Your goal: Return the number of lines in which the word "prime" appears; add nothing else.
.....
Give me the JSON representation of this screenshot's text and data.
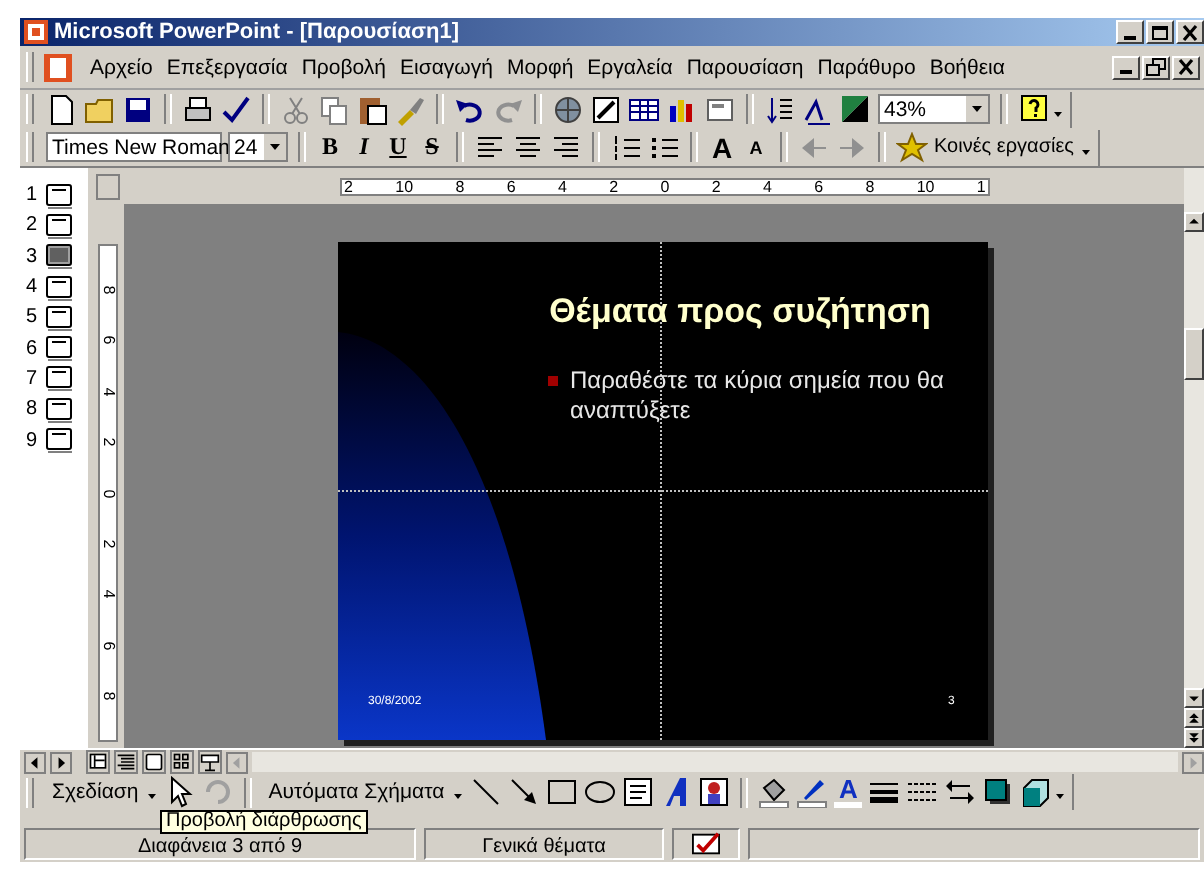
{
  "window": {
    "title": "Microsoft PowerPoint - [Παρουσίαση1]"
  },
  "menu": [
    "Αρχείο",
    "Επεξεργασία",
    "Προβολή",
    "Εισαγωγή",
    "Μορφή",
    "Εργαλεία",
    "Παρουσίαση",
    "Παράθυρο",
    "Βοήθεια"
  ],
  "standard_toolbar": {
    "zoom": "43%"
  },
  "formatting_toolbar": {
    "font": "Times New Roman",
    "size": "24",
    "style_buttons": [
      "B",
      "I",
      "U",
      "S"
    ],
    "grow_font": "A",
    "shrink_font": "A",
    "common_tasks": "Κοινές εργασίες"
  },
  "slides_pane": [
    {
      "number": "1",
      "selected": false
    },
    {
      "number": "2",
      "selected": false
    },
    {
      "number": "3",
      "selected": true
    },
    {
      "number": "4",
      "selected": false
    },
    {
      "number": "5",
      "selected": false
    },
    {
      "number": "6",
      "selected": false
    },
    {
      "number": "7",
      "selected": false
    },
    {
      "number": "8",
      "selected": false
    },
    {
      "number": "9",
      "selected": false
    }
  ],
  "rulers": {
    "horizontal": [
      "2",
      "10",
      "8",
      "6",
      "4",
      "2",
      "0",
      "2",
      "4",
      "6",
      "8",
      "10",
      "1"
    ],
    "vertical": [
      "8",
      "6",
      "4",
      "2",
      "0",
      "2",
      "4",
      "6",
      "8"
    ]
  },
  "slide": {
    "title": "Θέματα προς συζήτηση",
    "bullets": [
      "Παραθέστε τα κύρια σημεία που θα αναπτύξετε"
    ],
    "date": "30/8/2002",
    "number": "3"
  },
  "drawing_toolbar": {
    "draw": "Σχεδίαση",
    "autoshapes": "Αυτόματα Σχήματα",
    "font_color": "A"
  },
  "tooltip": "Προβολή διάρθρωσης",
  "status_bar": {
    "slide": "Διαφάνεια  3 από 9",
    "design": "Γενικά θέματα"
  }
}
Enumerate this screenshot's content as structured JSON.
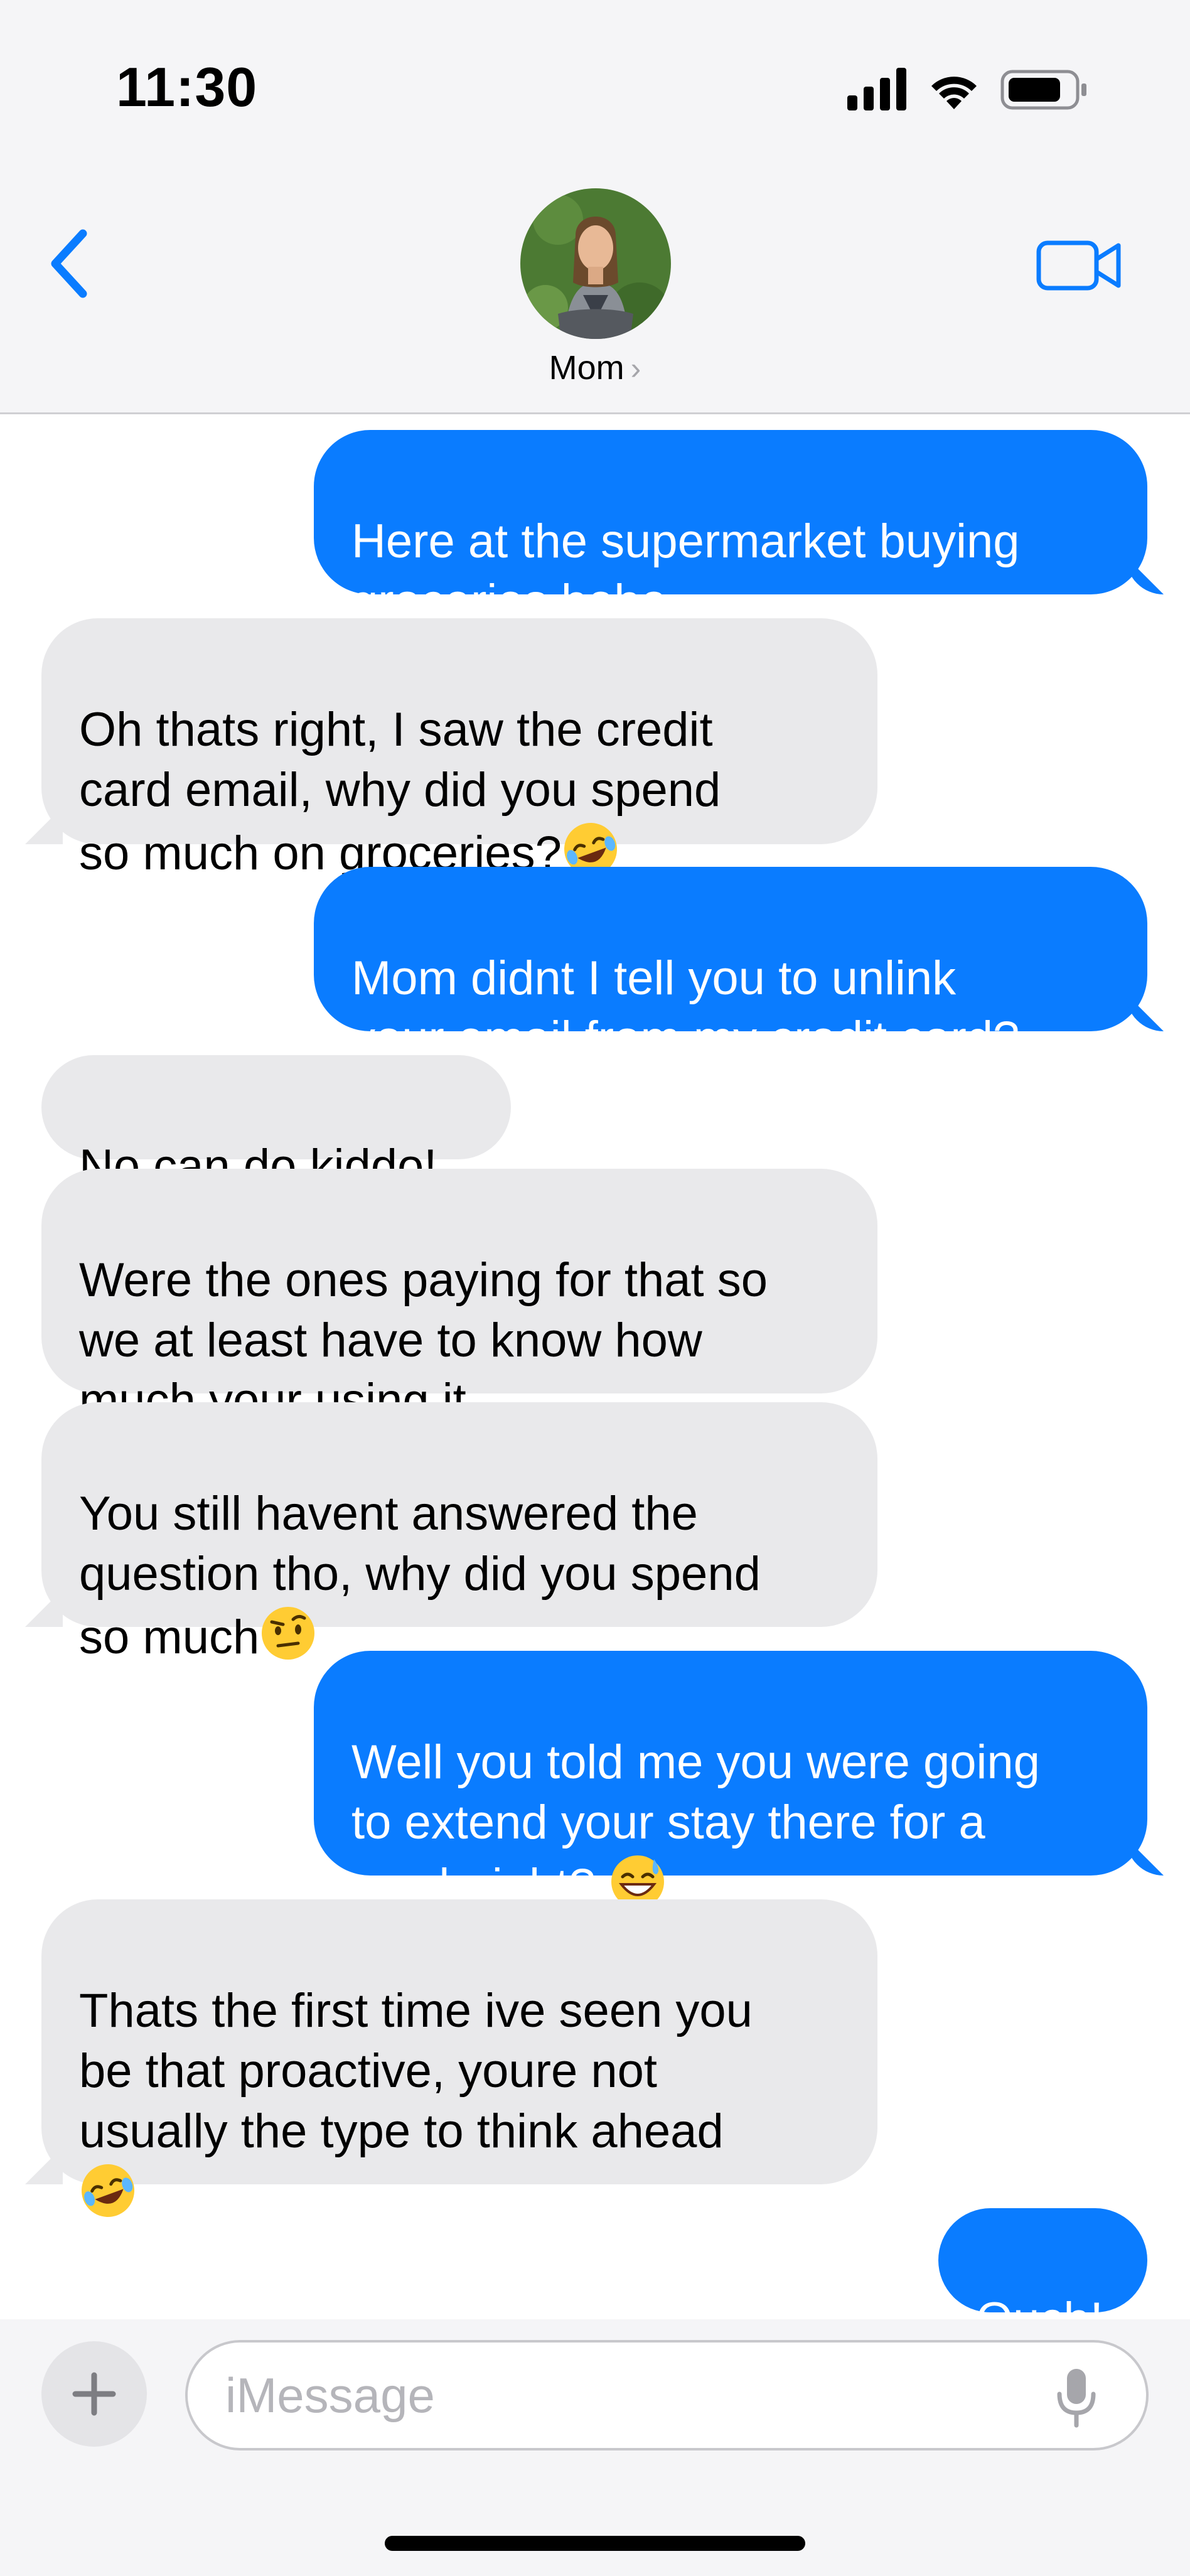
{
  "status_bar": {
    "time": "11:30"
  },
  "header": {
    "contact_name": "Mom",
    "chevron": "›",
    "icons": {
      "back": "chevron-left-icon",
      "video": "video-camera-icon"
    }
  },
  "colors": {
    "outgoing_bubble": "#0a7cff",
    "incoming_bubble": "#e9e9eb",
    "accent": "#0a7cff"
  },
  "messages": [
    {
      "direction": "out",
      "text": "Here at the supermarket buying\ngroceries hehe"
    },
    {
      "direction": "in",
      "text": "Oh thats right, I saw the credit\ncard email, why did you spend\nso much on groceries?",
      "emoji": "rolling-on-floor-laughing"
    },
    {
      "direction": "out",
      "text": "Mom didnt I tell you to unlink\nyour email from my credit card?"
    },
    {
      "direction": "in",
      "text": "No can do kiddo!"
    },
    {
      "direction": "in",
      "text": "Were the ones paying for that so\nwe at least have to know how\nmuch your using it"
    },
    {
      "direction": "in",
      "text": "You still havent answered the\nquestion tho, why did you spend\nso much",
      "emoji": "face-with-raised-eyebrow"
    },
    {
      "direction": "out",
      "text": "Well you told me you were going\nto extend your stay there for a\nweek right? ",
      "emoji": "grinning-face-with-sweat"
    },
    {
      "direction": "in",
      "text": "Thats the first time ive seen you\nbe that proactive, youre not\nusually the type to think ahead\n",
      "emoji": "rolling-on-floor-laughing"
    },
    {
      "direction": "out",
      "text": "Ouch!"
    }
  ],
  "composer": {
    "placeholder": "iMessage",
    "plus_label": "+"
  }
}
.....
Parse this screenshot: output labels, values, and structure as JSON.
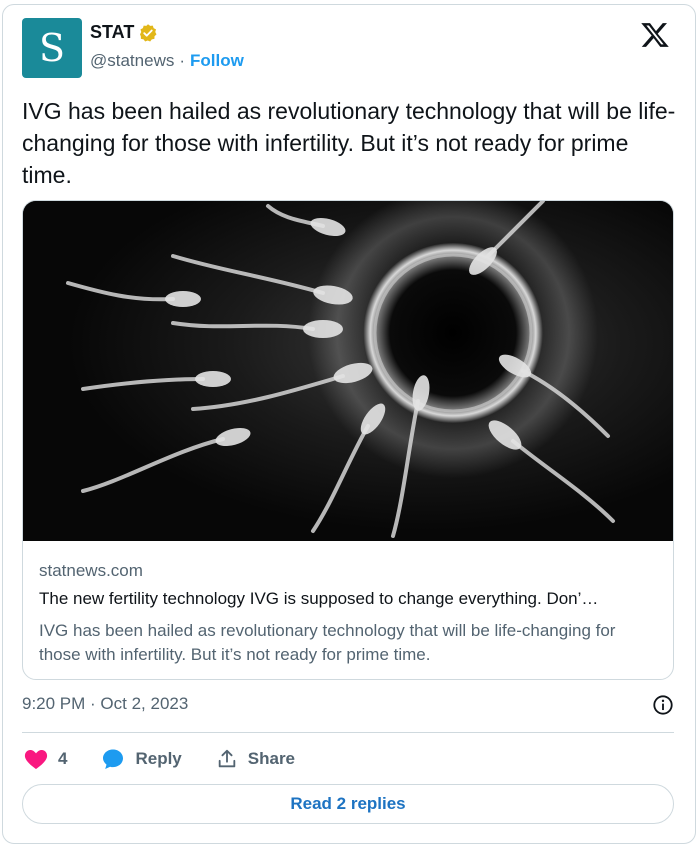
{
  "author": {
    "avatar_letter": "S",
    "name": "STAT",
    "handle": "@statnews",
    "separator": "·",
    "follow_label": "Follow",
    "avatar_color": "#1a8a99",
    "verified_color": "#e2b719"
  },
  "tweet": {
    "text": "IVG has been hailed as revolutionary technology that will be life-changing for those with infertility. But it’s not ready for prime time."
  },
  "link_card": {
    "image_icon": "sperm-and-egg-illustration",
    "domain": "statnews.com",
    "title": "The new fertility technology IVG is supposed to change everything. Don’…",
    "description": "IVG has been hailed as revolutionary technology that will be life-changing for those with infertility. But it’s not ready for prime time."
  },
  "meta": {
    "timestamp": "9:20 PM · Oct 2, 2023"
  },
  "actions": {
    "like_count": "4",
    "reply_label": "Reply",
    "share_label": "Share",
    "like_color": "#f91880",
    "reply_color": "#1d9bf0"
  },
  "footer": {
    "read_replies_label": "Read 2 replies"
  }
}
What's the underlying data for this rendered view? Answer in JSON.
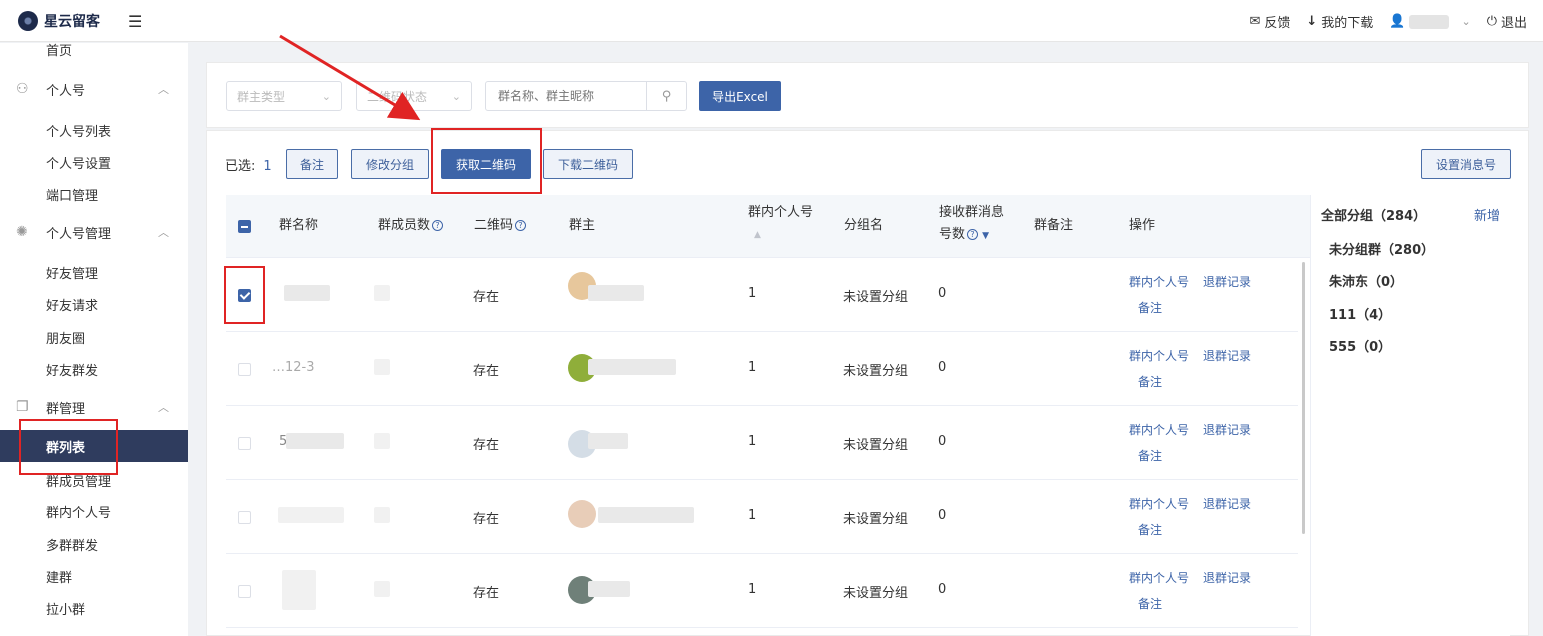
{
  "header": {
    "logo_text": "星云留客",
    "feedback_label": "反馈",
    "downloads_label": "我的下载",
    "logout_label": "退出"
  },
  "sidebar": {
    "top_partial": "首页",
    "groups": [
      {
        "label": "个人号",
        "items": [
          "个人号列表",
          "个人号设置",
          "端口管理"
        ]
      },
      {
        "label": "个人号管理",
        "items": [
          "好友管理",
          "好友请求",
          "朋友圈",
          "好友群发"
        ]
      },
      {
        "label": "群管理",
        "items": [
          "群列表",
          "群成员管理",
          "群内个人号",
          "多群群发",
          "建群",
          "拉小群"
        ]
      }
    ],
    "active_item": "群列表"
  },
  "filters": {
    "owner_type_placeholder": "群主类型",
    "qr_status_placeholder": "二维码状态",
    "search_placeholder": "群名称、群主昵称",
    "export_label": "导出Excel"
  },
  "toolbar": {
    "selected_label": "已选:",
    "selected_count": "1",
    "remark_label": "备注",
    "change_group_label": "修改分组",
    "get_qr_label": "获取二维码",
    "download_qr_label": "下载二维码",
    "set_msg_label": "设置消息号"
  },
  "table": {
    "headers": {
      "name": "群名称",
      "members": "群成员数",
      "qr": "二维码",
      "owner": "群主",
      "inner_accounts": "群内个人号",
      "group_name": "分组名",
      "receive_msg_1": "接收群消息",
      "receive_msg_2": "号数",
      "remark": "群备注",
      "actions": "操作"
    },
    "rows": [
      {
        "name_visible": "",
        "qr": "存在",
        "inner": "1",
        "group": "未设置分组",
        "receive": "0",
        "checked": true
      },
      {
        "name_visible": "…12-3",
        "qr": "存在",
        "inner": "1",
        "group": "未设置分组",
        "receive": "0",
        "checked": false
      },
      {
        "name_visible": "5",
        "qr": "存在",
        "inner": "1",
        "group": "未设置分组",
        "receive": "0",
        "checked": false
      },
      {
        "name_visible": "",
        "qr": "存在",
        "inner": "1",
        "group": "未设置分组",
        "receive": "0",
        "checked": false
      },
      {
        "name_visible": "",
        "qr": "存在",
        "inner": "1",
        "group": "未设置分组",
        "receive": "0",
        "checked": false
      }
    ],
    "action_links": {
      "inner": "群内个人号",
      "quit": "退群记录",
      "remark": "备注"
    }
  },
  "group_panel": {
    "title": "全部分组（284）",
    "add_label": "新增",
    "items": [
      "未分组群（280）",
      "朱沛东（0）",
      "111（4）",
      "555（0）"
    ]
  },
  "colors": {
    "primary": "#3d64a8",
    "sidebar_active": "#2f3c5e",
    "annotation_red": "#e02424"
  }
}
.....
Result: 2